• Your instructions: Say how many lines include the word "screenshot". Reply with nothing but the number.

▶

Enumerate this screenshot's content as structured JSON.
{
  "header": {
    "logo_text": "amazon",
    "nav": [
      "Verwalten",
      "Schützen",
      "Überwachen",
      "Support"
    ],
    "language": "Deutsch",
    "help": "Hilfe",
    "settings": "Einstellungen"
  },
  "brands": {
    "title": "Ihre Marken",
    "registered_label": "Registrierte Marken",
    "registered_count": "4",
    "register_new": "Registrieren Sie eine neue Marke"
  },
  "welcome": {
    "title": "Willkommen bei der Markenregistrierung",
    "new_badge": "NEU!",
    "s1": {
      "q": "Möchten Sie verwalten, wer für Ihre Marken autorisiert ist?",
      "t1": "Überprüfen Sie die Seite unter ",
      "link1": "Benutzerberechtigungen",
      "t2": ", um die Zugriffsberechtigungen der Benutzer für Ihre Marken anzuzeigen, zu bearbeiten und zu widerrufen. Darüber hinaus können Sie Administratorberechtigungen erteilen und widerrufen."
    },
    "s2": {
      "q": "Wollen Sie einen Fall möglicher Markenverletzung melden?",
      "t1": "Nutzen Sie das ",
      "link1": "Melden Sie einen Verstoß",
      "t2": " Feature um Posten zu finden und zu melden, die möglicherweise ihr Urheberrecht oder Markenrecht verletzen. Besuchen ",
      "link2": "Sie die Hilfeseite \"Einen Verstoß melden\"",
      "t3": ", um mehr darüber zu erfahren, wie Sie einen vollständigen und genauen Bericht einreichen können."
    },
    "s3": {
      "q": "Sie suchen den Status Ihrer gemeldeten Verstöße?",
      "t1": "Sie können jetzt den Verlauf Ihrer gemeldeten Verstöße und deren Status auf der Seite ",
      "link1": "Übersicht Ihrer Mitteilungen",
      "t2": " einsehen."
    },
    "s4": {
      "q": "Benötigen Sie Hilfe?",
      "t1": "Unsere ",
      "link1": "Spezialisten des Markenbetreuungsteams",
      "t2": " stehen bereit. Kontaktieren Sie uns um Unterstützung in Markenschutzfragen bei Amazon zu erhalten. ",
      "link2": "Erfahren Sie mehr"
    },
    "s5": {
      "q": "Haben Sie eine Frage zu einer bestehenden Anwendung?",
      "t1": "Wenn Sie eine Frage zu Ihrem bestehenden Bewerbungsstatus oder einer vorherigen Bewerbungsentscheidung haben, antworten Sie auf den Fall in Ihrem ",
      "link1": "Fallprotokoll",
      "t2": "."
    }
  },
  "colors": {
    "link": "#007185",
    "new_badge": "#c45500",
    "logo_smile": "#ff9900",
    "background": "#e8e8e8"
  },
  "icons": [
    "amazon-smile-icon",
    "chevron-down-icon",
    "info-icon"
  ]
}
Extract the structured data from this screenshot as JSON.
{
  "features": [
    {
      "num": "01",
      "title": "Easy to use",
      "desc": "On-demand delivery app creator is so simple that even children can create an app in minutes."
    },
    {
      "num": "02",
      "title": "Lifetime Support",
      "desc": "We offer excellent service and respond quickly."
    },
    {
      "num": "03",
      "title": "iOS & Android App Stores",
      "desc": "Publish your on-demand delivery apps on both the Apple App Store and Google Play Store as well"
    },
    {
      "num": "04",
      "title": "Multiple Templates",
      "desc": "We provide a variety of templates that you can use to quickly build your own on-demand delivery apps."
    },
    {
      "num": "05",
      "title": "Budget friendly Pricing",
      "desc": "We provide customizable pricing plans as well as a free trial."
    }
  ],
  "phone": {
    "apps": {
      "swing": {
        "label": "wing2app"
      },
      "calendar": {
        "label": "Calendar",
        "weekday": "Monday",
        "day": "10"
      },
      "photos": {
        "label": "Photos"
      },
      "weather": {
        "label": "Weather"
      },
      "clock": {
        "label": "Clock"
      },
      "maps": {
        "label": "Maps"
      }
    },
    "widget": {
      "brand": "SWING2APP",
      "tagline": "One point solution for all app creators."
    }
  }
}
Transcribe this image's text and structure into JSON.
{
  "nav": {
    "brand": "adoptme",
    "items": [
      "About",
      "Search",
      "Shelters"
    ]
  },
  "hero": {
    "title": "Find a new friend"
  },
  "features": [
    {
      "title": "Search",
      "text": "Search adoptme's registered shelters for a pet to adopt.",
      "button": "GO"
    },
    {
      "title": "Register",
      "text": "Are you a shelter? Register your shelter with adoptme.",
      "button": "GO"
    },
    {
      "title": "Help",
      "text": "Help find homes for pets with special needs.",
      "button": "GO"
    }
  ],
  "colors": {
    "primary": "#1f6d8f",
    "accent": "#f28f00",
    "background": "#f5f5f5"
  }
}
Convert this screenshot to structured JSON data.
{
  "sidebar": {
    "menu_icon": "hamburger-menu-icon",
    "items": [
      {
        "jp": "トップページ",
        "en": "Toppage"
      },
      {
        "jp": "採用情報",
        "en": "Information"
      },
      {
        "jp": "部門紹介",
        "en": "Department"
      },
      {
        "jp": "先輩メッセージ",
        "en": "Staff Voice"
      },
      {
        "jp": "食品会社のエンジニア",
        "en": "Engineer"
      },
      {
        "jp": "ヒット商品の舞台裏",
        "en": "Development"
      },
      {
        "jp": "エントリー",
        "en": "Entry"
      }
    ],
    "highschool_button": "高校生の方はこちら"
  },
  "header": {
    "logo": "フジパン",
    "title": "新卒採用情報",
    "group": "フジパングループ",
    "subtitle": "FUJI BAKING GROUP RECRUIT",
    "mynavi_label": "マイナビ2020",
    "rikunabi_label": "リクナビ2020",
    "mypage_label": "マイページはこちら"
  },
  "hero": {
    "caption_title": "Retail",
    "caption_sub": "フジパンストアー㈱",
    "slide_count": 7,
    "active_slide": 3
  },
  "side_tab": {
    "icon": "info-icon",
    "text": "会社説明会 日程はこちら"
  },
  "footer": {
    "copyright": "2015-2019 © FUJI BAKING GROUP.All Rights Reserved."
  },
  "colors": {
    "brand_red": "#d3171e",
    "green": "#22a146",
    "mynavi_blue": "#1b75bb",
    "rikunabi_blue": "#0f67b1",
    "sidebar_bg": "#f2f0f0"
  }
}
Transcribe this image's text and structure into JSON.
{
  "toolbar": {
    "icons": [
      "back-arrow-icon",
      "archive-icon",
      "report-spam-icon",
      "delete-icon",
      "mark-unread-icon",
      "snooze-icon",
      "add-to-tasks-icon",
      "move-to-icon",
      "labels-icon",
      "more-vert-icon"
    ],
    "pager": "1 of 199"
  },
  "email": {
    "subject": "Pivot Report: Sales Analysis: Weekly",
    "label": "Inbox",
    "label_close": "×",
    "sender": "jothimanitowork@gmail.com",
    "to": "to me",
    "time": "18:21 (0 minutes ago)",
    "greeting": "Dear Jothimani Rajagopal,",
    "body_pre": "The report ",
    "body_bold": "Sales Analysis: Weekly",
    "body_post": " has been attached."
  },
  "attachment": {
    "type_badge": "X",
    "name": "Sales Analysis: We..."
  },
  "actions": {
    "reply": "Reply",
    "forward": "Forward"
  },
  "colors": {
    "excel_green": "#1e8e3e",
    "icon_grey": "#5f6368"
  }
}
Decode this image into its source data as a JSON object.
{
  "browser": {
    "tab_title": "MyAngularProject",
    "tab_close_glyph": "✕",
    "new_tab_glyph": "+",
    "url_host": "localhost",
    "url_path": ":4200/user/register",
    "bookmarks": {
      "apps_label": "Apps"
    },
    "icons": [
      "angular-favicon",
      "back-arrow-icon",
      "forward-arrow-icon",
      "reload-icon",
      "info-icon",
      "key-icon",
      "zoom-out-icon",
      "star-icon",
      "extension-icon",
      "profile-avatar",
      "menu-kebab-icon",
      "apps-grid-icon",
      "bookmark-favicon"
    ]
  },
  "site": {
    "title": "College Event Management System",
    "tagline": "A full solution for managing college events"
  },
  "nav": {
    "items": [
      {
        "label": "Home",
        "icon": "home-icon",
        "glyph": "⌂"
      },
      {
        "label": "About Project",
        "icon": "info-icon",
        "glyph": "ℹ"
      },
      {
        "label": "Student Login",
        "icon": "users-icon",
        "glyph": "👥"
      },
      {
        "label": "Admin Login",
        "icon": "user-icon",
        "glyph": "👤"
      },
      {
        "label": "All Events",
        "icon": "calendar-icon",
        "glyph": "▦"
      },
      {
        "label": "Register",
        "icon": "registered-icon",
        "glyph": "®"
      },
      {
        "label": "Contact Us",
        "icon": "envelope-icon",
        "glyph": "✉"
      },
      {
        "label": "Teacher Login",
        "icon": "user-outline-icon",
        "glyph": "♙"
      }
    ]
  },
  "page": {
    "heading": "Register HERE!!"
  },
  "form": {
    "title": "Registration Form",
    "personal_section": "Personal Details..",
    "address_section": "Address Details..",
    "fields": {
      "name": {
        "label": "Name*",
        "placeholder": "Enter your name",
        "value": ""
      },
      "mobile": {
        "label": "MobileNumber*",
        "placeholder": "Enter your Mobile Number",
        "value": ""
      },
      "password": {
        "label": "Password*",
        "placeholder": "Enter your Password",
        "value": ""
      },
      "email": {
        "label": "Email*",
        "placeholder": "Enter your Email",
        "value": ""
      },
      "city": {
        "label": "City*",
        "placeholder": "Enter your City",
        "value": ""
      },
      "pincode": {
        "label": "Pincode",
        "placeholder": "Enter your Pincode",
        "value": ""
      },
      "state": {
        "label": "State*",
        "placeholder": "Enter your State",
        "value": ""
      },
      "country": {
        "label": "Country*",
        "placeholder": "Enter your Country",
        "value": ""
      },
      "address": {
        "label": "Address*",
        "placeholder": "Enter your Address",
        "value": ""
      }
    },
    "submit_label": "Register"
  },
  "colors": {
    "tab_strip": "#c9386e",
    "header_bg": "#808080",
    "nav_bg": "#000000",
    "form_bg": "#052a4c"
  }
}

◀

• Output for this exercise: 3